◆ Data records
[START]
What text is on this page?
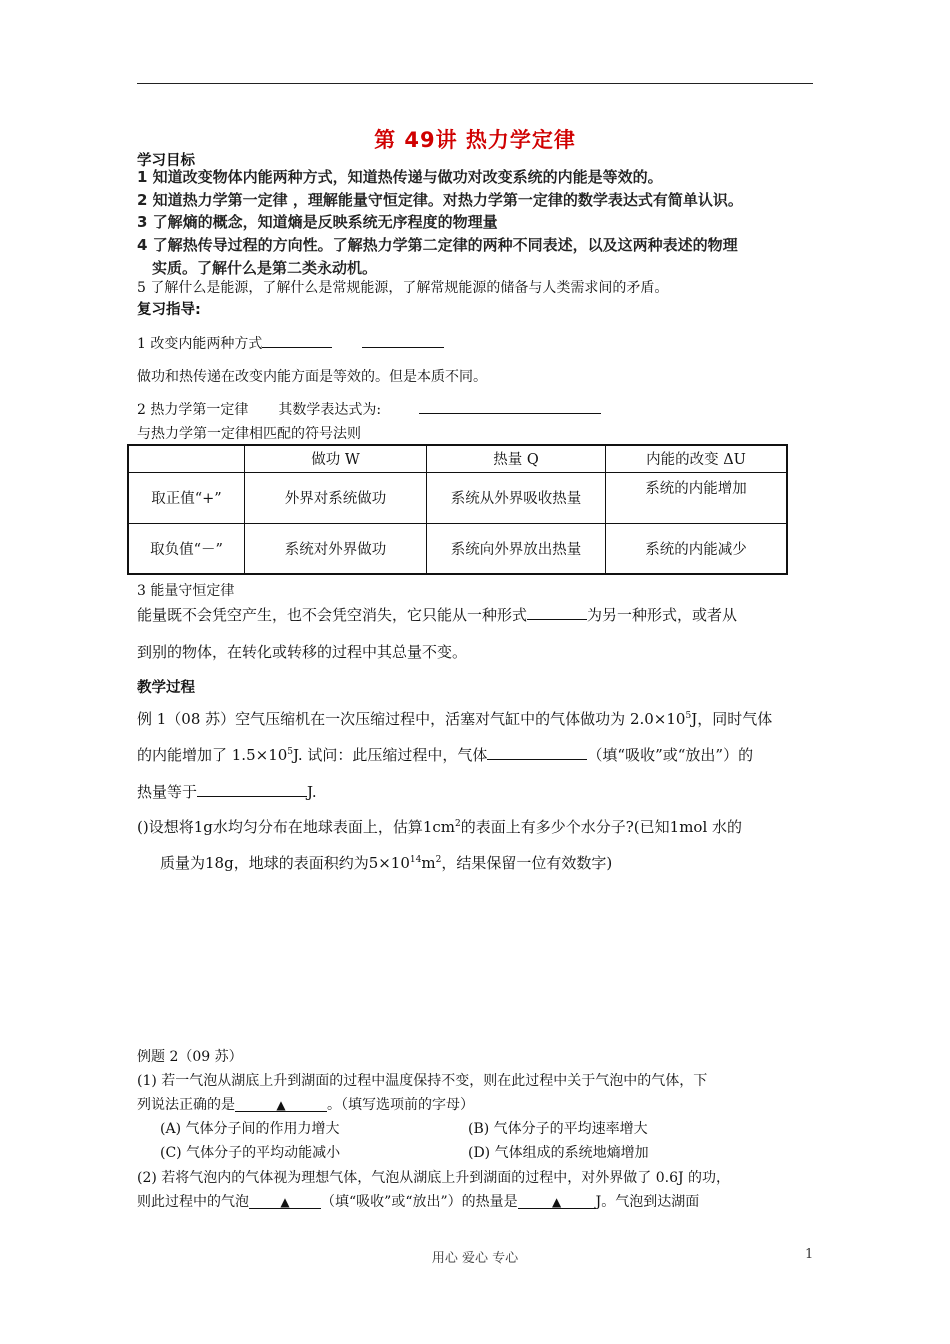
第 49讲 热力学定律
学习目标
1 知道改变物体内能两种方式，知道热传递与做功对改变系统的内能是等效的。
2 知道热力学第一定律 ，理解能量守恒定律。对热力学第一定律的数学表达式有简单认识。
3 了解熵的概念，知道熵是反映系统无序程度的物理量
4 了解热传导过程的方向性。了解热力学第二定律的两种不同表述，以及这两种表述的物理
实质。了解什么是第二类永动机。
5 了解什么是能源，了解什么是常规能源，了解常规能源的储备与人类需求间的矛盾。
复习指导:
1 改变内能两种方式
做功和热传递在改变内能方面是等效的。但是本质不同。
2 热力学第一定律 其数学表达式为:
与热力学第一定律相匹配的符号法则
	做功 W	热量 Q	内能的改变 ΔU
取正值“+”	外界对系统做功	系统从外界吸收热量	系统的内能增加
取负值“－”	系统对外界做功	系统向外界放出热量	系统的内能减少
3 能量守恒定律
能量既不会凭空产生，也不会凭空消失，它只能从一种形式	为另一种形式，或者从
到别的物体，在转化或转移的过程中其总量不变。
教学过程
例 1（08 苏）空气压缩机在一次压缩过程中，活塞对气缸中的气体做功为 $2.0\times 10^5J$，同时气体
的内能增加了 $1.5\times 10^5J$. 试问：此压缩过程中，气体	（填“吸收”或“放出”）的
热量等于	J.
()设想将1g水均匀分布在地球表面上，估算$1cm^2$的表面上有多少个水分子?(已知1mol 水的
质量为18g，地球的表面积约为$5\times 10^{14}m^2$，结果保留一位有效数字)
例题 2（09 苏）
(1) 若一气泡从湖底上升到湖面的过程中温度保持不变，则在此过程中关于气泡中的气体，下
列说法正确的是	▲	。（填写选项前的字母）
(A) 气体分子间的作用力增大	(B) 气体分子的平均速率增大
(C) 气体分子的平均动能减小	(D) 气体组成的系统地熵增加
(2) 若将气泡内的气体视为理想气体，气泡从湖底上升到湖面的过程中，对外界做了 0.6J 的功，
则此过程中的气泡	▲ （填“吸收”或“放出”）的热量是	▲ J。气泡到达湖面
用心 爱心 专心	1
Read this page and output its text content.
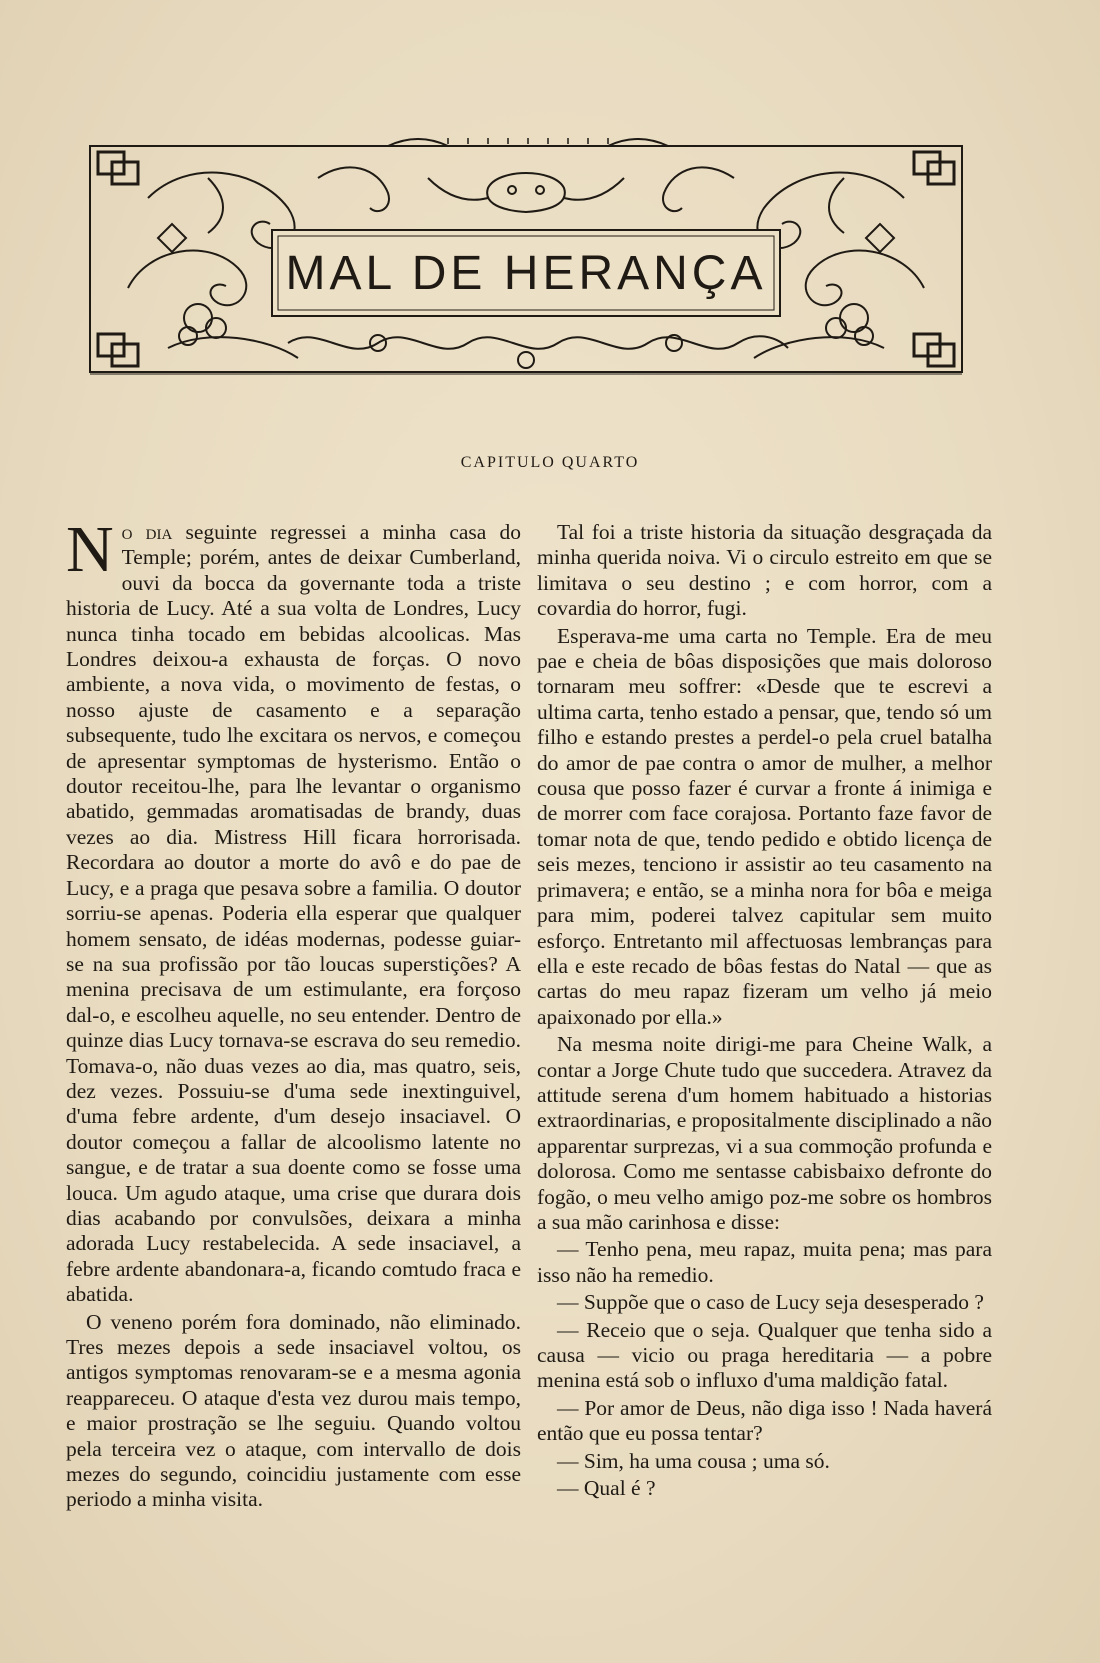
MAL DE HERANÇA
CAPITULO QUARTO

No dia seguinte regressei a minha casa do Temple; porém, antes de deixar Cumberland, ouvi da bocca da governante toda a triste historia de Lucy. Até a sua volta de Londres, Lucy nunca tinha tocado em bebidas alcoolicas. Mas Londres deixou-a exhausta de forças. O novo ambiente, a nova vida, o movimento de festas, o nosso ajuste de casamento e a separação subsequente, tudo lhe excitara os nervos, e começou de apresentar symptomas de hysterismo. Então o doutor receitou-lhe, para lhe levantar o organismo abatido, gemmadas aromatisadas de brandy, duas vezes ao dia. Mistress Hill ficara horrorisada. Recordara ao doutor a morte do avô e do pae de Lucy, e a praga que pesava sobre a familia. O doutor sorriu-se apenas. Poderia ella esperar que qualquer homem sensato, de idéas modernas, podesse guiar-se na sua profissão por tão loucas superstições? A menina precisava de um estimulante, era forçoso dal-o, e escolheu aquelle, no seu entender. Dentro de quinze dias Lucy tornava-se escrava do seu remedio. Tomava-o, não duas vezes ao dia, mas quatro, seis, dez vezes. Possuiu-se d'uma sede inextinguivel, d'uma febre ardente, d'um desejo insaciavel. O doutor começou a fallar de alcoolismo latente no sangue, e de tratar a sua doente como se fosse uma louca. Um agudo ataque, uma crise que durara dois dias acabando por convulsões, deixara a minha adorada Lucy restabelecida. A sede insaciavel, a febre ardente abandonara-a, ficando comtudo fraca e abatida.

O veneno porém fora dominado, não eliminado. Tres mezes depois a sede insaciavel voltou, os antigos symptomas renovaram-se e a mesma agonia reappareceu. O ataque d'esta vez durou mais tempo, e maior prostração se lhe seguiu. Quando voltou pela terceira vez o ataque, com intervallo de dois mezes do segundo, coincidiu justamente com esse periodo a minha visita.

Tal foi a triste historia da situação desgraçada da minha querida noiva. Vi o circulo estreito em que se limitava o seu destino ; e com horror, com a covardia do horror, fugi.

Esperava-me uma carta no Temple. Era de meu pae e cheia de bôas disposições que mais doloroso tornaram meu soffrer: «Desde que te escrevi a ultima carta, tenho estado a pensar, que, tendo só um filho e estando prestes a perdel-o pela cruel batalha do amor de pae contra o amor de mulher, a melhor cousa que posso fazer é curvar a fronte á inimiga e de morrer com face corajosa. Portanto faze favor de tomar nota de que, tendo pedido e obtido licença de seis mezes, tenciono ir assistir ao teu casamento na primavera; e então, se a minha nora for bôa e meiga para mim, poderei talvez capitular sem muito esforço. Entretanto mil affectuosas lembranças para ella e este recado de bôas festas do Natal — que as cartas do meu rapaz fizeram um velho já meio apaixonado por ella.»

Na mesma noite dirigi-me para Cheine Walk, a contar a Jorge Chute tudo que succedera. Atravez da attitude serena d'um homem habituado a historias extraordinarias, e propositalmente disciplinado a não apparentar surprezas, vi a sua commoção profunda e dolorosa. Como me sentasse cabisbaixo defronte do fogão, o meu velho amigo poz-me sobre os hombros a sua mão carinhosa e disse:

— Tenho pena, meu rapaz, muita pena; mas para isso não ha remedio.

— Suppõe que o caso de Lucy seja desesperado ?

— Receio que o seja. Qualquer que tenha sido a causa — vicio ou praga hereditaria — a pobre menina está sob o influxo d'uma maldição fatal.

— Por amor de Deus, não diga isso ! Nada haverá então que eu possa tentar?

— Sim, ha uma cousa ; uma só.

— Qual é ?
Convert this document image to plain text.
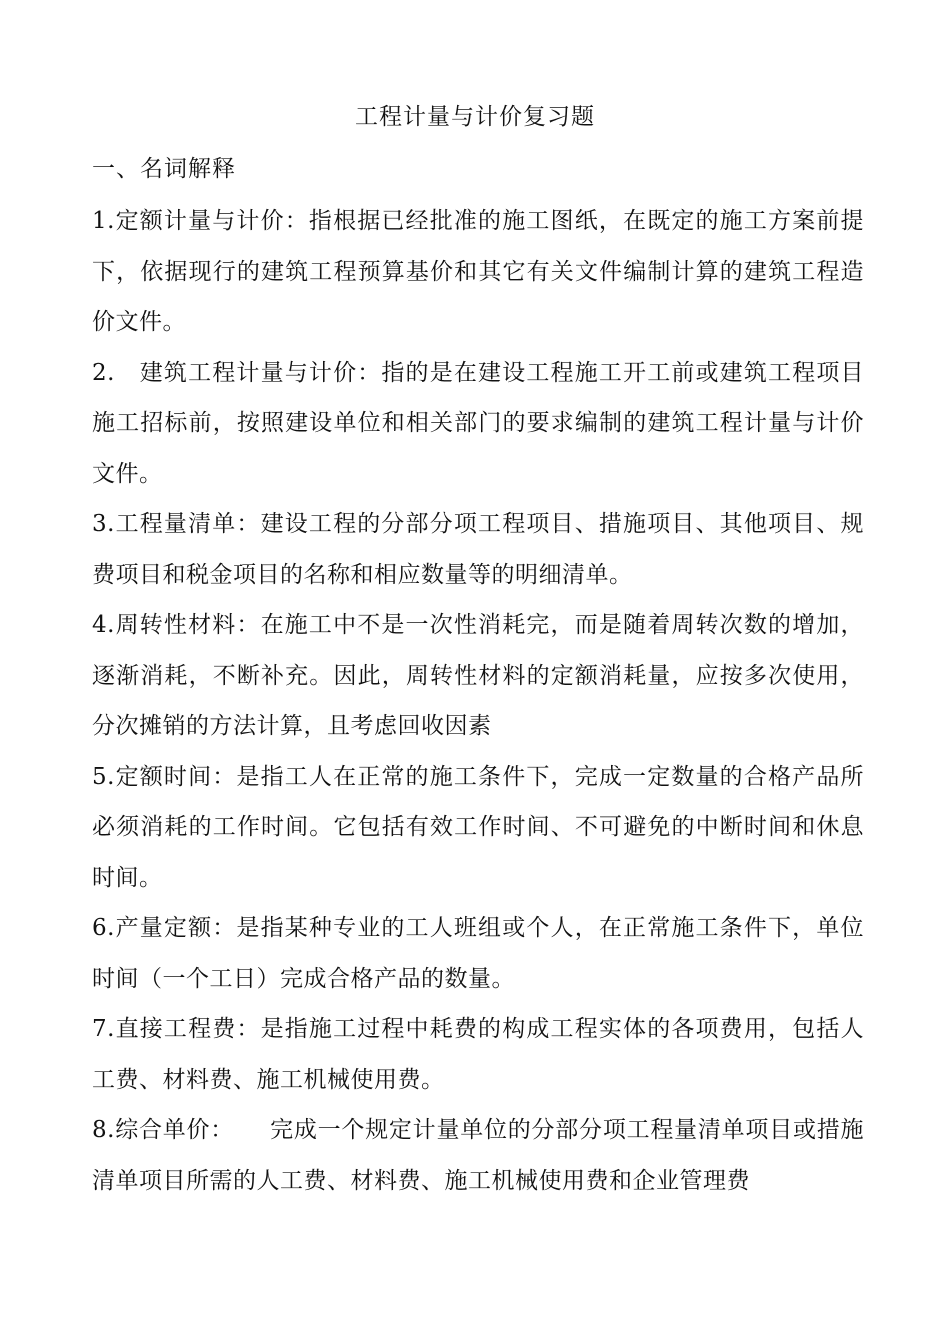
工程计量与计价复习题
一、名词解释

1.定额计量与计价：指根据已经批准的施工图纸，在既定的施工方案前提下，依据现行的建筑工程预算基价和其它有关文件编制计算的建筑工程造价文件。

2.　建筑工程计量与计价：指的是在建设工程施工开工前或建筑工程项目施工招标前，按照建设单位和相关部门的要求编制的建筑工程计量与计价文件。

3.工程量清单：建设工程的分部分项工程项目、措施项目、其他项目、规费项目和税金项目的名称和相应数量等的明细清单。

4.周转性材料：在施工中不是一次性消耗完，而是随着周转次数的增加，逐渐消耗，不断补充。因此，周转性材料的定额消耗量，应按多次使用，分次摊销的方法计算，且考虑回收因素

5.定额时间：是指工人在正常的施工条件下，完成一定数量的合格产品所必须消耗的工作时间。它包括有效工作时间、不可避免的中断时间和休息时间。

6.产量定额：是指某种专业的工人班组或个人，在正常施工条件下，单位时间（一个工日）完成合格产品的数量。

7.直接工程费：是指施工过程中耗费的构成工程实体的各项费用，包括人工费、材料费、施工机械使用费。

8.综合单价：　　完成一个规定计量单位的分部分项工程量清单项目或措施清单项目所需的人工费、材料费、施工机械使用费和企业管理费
[END]
◆ Stated exercise
Extract only the lines from the one that contains "Convert this document image to plain text." through the end of the records, inclusive, and omit every picture.

◆ In response
Convert this document image to plain text.
工程计量与计价复习题
一、名词解释

1.定额计量与计价：指根据已经批准的施工图纸，在既定的施工方案前提下，依据现行的建筑工程预算基价和其它有关文件编制计算的建筑工程造价文件。

2.　建筑工程计量与计价：指的是在建设工程施工开工前或建筑工程项目施工招标前，按照建设单位和相关部门的要求编制的建筑工程计量与计价文件。

3.工程量清单：建设工程的分部分项工程项目、措施项目、其他项目、规费项目和税金项目的名称和相应数量等的明细清单。

4.周转性材料：在施工中不是一次性消耗完，而是随着周转次数的增加，逐渐消耗，不断补充。因此，周转性材料的定额消耗量，应按多次使用，分次摊销的方法计算，且考虑回收因素

5.定额时间：是指工人在正常的施工条件下，完成一定数量的合格产品所必须消耗的工作时间。它包括有效工作时间、不可避免的中断时间和休息时间。

6.产量定额：是指某种专业的工人班组或个人，在正常施工条件下，单位时间（一个工日）完成合格产品的数量。

7.直接工程费：是指施工过程中耗费的构成工程实体的各项费用，包括人工费、材料费、施工机械使用费。

8.综合单价：　　完成一个规定计量单位的分部分项工程量清单项目或措施清单项目所需的人工费、材料费、施工机械使用费和企业管理费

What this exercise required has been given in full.